Assignment: Each entry should be printed exactly, with its images omitted.

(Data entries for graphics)
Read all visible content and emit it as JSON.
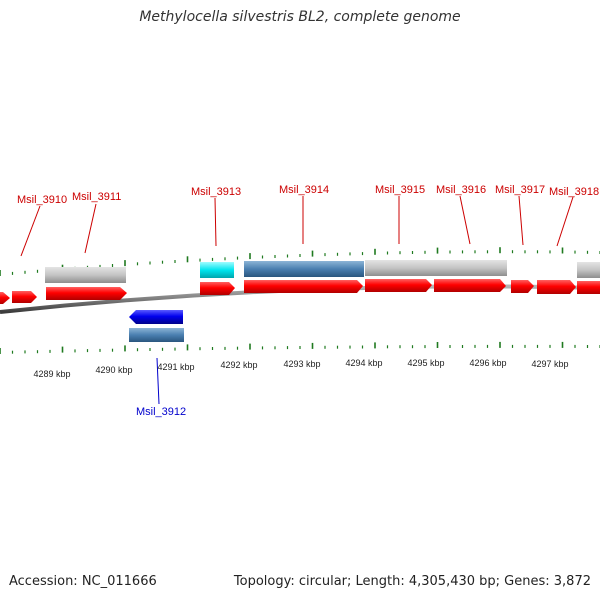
{
  "title": "Methylocella silvestris BL2, complete genome",
  "accession": "Accession: NC_011666",
  "summary": "Topology: circular; Length: 4,305,430 bp; Genes: 3,872",
  "colors": {
    "forward_cds": "#ff0000",
    "reverse_cds": "#0000ff",
    "gene_grey": "#c0c0c0",
    "steelblue": "#4a7fb0",
    "cyan": "#00e5ee",
    "label_forward": "#cc0000",
    "label_reverse": "#0000cc",
    "tick": "#1f7a1f",
    "backbone": "#808080"
  },
  "scale_labels": [
    "4289 kbp",
    "4290 kbp",
    "4291 kbp",
    "4292 kbp",
    "4293 kbp",
    "4294 kbp",
    "4295 kbp",
    "4296 kbp",
    "4297 kbp"
  ],
  "gene_labels": [
    {
      "id": "msil-3910",
      "text": "Msil_3910",
      "strand": "forward"
    },
    {
      "id": "msil-3911",
      "text": "Msil_3911",
      "strand": "forward"
    },
    {
      "id": "msil-3912",
      "text": "Msil_3912",
      "strand": "reverse"
    },
    {
      "id": "msil-3913",
      "text": "Msil_3913",
      "strand": "forward"
    },
    {
      "id": "msil-3914",
      "text": "Msil_3914",
      "strand": "forward"
    },
    {
      "id": "msil-3915",
      "text": "Msil_3915",
      "strand": "forward"
    },
    {
      "id": "msil-3916",
      "text": "Msil_3916",
      "strand": "forward"
    },
    {
      "id": "msil-3917",
      "text": "Msil_3917",
      "strand": "forward"
    },
    {
      "id": "msil-3918",
      "text": "Msil_3918",
      "strand": "forward"
    }
  ]
}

Completed task:
Read all visible content and emit it as JSON.
{
  "title": "Methylocella silvestris BL2, complete genome",
  "accession": "Accession: NC_011666",
  "summary": "Topology: circular; Length: 4,305,430 bp; Genes: 3,872",
  "colors": {
    "forward_cds": "#ff0000",
    "reverse_cds": "#0000ff",
    "gene_grey": "#c0c0c0",
    "steelblue": "#4a7fb0",
    "cyan": "#00e5ee",
    "label_forward": "#cc0000",
    "label_reverse": "#0000cc",
    "tick": "#1f7a1f",
    "backbone": "#808080"
  },
  "scale_labels": [
    "4289 kbp",
    "4290 kbp",
    "4291 kbp",
    "4292 kbp",
    "4293 kbp",
    "4294 kbp",
    "4295 kbp",
    "4296 kbp",
    "4297 kbp"
  ],
  "gene_labels": [
    {
      "id": "msil-3910",
      "text": "Msil_3910",
      "strand": "forward"
    },
    {
      "id": "msil-3911",
      "text": "Msil_3911",
      "strand": "forward"
    },
    {
      "id": "msil-3912",
      "text": "Msil_3912",
      "strand": "reverse"
    },
    {
      "id": "msil-3913",
      "text": "Msil_3913",
      "strand": "forward"
    },
    {
      "id": "msil-3914",
      "text": "Msil_3914",
      "strand": "forward"
    },
    {
      "id": "msil-3915",
      "text": "Msil_3915",
      "strand": "forward"
    },
    {
      "id": "msil-3916",
      "text": "Msil_3916",
      "strand": "forward"
    },
    {
      "id": "msil-3917",
      "text": "Msil_3917",
      "strand": "forward"
    },
    {
      "id": "msil-3918",
      "text": "Msil_3918",
      "strand": "forward"
    }
  ]
}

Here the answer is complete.